» Element region listings
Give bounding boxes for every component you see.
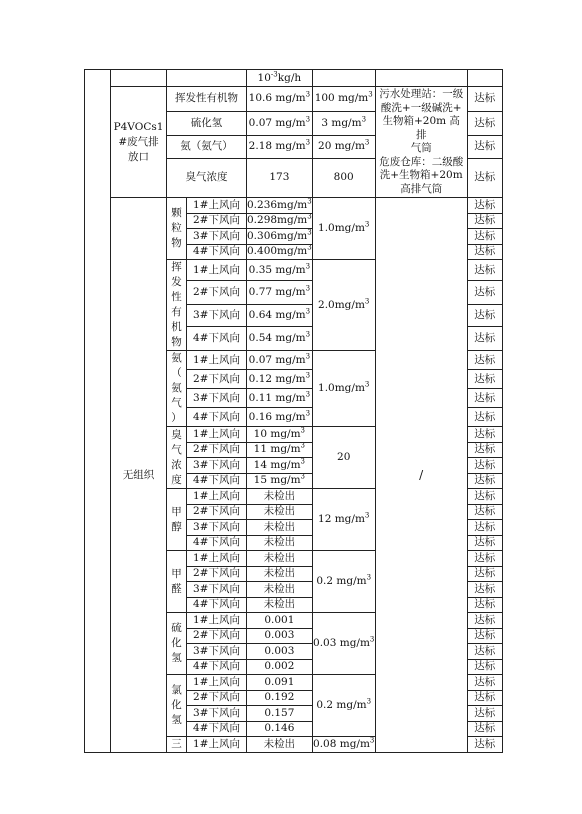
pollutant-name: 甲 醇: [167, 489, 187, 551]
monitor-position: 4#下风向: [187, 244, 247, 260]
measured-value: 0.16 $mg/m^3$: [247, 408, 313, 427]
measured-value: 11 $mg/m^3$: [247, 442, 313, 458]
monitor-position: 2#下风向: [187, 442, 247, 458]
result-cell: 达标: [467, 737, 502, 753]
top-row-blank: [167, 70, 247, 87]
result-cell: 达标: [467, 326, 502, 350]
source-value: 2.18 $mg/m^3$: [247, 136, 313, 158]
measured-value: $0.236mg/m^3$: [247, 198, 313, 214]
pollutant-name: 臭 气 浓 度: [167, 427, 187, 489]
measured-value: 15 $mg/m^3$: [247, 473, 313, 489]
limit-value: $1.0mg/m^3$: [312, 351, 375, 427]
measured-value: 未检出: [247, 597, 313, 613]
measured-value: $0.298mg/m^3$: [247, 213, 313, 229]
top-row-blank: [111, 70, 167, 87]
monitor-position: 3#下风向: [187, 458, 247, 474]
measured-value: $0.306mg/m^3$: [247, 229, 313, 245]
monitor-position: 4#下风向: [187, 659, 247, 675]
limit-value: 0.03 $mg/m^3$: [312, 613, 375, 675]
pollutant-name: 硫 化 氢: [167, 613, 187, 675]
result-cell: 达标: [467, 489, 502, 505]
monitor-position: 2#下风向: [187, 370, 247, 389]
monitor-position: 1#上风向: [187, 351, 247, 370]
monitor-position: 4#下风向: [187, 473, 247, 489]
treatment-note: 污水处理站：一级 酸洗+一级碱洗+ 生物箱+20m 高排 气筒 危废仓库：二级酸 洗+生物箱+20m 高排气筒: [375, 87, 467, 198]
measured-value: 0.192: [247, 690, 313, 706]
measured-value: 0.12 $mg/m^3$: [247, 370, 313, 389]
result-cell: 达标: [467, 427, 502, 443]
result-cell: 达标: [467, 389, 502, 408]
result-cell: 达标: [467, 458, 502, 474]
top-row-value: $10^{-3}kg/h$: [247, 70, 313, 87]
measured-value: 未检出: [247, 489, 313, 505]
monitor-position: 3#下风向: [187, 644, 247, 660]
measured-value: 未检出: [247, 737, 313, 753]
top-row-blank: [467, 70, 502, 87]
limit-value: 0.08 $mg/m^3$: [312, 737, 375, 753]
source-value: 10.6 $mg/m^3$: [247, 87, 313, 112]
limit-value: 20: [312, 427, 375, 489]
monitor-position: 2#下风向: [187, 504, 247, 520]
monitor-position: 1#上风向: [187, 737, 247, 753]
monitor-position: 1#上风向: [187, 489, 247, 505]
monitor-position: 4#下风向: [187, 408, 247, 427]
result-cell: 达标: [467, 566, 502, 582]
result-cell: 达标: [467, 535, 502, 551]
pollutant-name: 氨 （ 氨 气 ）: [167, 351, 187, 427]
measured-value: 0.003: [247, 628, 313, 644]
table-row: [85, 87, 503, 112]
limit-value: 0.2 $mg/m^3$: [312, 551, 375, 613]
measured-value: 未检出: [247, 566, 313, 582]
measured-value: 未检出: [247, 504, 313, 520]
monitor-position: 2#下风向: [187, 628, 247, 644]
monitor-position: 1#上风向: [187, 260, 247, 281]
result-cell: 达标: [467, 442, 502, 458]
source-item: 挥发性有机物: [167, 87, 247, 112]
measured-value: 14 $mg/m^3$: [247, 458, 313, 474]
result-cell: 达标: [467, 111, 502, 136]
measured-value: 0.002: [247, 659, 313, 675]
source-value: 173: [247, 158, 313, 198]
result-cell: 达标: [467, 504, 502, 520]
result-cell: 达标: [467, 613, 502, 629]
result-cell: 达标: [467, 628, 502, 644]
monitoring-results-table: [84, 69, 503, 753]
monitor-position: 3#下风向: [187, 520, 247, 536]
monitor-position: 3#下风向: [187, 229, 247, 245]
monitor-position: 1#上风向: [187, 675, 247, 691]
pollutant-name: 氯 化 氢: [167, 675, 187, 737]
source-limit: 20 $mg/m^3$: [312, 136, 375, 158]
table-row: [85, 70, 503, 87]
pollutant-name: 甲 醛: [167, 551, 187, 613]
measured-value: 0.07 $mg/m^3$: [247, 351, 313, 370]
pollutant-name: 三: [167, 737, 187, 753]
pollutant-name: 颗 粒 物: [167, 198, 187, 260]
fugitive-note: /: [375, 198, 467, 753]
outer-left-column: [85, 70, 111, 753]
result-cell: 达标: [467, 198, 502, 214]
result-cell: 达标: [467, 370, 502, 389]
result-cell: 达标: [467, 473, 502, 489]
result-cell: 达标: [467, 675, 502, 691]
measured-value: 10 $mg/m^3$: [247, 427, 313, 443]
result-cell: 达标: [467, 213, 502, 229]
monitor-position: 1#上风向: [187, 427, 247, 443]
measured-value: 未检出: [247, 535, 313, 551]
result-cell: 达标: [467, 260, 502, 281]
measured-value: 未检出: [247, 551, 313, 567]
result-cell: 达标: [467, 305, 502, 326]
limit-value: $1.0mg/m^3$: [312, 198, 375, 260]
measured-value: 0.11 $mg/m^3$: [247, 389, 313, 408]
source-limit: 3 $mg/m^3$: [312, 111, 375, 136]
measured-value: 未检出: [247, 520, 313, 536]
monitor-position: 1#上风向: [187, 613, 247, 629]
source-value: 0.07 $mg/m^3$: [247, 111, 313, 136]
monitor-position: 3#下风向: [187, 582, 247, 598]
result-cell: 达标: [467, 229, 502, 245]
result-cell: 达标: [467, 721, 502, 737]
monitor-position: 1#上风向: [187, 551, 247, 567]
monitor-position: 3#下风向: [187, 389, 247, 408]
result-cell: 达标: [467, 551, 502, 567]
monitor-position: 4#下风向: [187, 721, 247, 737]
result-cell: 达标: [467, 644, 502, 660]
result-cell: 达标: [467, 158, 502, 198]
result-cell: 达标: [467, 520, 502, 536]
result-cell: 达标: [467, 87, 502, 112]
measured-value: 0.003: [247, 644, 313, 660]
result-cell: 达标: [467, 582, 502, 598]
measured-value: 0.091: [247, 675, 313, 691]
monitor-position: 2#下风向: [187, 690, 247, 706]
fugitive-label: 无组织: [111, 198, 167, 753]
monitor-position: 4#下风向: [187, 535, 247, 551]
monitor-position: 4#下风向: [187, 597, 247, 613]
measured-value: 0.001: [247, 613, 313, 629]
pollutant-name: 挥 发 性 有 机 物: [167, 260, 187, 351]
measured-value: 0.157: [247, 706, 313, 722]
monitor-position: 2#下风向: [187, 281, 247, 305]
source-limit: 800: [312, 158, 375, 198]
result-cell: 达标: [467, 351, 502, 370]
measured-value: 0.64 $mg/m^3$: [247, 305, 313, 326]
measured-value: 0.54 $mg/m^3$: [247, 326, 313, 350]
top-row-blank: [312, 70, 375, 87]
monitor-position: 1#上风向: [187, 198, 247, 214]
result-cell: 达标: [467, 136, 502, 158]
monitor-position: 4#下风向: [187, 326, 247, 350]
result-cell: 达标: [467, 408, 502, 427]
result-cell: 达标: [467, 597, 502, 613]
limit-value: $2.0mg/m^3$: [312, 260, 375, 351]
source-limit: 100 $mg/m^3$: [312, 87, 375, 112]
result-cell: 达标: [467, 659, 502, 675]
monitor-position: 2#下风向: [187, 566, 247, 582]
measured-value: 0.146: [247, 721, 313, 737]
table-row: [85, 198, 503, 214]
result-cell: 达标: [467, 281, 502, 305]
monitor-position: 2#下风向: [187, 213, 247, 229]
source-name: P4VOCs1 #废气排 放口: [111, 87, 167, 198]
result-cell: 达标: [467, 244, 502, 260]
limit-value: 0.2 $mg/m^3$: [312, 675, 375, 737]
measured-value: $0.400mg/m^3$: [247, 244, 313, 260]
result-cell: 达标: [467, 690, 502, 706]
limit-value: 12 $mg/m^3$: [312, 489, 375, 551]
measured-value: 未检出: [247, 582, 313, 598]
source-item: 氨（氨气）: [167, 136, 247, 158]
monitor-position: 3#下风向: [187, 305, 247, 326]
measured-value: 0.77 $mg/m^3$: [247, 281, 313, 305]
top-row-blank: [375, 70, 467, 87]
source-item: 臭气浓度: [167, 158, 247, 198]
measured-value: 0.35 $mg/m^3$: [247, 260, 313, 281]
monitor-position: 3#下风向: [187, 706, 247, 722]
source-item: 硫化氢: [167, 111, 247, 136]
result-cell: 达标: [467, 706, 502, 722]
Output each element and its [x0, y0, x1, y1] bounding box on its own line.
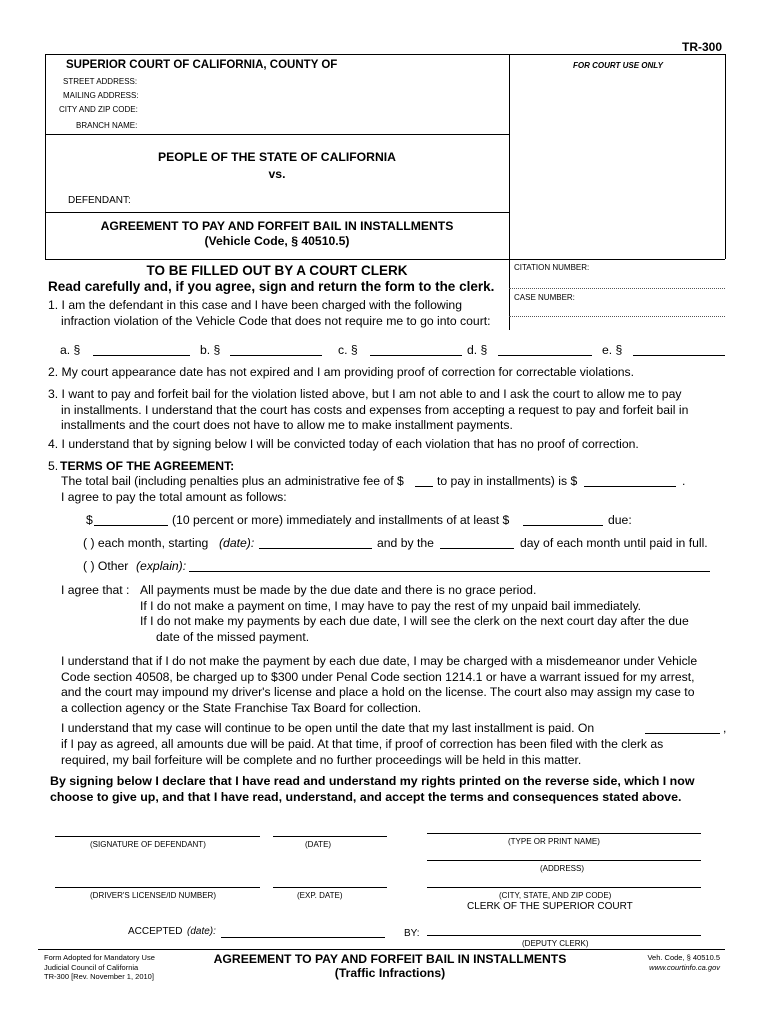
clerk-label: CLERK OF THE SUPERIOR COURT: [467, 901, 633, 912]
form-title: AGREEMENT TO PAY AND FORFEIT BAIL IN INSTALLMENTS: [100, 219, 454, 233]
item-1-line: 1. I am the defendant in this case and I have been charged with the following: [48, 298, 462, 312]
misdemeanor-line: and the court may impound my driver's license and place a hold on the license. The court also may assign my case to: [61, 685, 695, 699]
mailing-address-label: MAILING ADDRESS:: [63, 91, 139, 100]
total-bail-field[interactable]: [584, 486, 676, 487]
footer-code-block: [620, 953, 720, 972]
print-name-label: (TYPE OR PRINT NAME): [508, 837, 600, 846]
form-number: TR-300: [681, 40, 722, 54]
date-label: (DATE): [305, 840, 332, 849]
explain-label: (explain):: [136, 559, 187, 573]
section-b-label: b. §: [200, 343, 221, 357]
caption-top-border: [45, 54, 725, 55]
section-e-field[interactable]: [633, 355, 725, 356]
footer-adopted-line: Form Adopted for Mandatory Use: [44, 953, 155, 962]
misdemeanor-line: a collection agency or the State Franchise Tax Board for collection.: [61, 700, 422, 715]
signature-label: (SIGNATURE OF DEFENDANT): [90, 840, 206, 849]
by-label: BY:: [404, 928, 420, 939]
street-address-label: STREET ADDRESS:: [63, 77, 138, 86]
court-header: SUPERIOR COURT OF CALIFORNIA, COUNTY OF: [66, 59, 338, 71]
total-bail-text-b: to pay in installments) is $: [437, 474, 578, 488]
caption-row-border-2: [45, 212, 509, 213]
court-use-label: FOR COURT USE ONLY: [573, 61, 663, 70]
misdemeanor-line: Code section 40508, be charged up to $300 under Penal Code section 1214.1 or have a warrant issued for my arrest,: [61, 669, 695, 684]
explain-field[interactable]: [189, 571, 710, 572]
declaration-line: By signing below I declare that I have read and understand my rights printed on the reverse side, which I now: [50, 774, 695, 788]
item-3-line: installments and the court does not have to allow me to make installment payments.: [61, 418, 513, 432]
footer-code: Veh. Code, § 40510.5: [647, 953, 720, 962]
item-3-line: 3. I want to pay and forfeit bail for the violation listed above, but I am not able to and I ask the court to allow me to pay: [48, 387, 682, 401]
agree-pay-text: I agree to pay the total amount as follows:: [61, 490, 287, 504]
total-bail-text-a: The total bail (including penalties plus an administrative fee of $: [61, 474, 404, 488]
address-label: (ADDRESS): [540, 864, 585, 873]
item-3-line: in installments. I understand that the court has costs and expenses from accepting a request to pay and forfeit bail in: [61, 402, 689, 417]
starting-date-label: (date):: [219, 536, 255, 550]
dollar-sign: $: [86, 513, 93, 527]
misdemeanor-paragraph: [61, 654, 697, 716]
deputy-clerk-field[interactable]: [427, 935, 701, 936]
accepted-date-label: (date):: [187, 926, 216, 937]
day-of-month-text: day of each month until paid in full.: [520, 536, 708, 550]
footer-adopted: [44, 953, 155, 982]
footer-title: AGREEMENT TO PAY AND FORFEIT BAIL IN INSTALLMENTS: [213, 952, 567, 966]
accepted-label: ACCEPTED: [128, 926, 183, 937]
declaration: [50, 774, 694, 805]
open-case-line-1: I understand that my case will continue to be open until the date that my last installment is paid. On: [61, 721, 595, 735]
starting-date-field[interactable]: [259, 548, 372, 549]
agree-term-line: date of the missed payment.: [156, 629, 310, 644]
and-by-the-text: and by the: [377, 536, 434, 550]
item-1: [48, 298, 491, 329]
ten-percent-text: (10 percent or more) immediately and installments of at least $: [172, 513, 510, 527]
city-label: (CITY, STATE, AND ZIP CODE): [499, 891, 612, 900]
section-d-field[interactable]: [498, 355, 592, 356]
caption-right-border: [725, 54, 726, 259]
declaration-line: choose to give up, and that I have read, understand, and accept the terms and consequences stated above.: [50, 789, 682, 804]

» Stated exercise
Please return the lines beginning with the line that contains "clerk-label: CLERK OF" and continuing through the line that contains "item-1-line: 1. I", copied word for word.

» Solution to the problem
clerk-label: CLERK OF THE SUPERIOR COURT: [467, 901, 633, 912]
form-title: AGREEMENT TO PAY AND FORFEIT BAIL IN INSTALLMENTS: [100, 219, 454, 233]
item-1-line: 1. I am the defendant in this case and I have been charged with the following: [48, 298, 462, 312]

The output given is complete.